BRIEF.
Looking at the listing beneath, work out how many lines hold "Name" and report only that figure.

INPUT ROWS.
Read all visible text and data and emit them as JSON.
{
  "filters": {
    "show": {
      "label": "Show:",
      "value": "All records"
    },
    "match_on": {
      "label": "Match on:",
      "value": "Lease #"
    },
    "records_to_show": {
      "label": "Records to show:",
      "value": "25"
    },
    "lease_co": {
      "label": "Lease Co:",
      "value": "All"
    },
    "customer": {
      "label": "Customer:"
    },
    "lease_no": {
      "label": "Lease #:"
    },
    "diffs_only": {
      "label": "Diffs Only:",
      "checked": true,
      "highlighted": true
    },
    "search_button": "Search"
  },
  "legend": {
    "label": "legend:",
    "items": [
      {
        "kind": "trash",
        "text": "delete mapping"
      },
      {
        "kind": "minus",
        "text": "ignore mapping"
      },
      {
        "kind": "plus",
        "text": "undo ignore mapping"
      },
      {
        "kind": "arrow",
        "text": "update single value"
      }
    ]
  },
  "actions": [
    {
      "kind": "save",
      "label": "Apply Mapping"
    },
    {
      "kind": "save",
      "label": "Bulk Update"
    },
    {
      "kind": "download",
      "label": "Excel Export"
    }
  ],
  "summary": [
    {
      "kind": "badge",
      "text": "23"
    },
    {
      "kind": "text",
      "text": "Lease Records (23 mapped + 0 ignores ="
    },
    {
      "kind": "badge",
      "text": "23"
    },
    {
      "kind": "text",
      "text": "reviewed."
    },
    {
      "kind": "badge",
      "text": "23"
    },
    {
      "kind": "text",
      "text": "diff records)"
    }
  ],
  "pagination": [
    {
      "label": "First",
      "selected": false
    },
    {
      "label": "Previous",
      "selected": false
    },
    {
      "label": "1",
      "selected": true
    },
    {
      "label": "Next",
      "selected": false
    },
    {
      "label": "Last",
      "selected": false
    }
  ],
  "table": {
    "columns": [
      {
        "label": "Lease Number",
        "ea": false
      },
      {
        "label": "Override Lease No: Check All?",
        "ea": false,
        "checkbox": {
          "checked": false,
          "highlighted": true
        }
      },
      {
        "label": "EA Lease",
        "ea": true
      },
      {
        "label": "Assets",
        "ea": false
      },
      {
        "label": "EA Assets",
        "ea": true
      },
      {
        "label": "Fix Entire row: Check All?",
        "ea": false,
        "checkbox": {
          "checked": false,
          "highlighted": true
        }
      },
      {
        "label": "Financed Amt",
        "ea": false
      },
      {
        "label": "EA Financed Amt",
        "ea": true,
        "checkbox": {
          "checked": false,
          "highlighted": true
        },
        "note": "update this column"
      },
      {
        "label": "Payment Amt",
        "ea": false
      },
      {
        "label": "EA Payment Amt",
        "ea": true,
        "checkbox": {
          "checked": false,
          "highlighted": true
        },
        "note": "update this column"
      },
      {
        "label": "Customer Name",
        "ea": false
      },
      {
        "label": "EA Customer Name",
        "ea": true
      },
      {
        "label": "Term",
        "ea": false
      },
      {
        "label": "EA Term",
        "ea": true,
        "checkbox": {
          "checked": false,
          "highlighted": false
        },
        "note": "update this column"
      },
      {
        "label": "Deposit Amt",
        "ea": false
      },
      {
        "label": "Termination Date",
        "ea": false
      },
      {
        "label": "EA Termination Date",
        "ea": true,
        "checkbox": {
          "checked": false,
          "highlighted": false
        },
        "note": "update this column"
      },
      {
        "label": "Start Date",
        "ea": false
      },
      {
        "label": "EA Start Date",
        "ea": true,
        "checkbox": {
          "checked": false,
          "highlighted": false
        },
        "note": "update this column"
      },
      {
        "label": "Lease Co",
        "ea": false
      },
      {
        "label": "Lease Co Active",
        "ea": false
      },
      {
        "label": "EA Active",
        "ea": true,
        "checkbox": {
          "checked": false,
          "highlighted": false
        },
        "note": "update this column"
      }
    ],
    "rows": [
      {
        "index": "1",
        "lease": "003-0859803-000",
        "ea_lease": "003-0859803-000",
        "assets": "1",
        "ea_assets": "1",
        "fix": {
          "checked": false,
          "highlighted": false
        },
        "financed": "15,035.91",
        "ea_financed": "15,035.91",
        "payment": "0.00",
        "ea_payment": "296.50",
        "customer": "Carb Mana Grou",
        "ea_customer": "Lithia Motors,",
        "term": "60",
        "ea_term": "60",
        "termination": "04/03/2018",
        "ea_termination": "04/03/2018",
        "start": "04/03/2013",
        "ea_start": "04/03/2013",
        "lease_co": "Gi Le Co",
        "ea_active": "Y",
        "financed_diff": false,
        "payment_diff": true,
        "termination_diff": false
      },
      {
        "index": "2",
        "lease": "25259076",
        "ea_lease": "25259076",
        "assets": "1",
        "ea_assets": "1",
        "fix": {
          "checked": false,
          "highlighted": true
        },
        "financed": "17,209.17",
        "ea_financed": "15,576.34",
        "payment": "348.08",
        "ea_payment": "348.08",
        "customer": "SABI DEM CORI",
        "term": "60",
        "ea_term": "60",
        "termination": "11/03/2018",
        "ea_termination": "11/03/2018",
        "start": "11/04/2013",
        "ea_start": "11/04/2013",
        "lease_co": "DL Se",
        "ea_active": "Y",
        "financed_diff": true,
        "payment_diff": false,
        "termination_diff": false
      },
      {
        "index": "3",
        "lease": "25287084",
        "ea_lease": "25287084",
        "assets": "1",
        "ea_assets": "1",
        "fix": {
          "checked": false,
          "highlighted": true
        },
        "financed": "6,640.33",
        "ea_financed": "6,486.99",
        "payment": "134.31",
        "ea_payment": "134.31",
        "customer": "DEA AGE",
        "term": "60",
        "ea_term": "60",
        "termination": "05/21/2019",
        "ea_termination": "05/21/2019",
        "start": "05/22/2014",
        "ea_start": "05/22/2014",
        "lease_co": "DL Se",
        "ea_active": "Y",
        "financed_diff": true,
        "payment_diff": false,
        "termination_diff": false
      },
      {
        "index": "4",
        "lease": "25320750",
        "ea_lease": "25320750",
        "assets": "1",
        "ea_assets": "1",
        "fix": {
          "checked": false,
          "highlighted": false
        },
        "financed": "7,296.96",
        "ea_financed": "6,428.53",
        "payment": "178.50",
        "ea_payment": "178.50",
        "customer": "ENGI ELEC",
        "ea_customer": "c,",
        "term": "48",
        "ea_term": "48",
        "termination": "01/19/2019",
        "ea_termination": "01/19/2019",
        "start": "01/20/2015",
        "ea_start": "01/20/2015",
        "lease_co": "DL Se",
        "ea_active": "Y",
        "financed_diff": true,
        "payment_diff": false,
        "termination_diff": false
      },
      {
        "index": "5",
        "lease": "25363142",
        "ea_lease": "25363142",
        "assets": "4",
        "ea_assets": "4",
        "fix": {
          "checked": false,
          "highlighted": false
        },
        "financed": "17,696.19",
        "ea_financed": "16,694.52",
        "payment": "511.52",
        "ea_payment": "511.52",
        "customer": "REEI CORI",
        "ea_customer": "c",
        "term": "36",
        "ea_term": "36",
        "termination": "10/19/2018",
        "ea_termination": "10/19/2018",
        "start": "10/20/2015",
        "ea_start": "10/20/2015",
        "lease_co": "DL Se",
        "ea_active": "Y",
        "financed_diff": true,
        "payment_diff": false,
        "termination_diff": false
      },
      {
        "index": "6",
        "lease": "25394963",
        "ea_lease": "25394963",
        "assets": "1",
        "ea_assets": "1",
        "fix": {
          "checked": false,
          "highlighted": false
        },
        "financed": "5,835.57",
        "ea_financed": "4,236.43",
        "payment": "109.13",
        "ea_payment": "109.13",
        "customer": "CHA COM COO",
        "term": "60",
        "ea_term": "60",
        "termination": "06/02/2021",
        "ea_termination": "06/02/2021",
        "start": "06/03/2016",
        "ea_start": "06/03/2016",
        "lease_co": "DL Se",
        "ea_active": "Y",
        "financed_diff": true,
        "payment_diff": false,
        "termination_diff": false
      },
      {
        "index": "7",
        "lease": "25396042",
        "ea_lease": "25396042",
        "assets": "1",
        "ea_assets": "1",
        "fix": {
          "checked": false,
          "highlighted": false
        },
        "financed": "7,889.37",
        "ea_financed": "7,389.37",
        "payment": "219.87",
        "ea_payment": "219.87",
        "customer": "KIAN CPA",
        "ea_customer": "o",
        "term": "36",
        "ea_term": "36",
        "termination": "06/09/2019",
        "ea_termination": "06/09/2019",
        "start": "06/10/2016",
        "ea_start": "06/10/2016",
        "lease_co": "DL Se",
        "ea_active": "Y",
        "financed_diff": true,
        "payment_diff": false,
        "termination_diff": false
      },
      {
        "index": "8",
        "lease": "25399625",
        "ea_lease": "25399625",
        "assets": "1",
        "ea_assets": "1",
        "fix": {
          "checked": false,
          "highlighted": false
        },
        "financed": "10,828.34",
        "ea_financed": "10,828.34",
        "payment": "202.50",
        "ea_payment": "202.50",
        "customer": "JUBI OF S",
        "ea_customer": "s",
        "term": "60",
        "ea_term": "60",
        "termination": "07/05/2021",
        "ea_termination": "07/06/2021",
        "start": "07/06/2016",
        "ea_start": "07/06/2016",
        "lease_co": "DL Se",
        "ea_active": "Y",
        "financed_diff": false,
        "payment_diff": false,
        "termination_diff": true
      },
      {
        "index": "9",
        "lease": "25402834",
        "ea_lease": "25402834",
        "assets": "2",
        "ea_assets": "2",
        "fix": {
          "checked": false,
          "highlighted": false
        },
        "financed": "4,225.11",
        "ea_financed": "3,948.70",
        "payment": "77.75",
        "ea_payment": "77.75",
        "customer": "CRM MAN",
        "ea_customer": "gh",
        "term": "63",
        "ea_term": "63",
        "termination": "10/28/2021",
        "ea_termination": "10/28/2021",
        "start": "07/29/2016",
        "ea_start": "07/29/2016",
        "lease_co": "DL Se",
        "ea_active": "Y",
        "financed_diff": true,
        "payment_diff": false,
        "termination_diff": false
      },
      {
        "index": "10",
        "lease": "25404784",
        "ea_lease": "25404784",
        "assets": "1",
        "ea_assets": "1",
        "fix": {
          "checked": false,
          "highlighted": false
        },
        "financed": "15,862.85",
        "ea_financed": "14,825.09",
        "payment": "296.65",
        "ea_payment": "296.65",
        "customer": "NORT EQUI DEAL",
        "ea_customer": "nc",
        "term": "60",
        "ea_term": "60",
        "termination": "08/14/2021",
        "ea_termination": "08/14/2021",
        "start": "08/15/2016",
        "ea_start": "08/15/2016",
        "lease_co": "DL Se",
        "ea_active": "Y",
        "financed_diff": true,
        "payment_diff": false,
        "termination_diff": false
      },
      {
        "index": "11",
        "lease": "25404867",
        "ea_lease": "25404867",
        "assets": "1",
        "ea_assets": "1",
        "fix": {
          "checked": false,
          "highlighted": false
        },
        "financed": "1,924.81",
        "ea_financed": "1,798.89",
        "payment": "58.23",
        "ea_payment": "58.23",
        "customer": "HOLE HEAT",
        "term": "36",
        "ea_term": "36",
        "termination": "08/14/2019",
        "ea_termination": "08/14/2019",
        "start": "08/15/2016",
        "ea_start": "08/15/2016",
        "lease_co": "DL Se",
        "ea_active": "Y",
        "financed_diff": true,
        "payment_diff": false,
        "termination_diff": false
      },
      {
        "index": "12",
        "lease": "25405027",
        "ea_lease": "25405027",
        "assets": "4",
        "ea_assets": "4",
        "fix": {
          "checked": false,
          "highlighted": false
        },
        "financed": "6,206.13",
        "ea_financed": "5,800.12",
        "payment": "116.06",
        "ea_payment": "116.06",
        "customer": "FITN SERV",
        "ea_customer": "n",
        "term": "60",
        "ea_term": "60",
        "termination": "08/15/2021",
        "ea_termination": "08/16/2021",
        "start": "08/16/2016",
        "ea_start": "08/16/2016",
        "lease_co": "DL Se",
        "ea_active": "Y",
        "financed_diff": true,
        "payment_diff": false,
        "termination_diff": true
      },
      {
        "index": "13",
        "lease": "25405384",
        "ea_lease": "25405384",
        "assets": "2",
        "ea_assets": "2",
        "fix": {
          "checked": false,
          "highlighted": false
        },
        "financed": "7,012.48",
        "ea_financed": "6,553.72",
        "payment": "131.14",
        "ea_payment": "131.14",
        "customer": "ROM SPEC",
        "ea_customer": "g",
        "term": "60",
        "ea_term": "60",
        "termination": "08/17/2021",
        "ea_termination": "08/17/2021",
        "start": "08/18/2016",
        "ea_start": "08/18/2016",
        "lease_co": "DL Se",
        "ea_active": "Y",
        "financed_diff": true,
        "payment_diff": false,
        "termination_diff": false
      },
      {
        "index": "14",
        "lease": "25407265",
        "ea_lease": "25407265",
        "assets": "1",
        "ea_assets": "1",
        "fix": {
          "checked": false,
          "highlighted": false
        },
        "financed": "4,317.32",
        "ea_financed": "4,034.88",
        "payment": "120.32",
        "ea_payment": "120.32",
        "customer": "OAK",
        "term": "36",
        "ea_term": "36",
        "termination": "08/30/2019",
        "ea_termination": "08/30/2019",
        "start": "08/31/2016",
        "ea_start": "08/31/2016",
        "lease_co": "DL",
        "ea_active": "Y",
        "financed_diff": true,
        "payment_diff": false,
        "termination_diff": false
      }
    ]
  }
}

RESULT.
2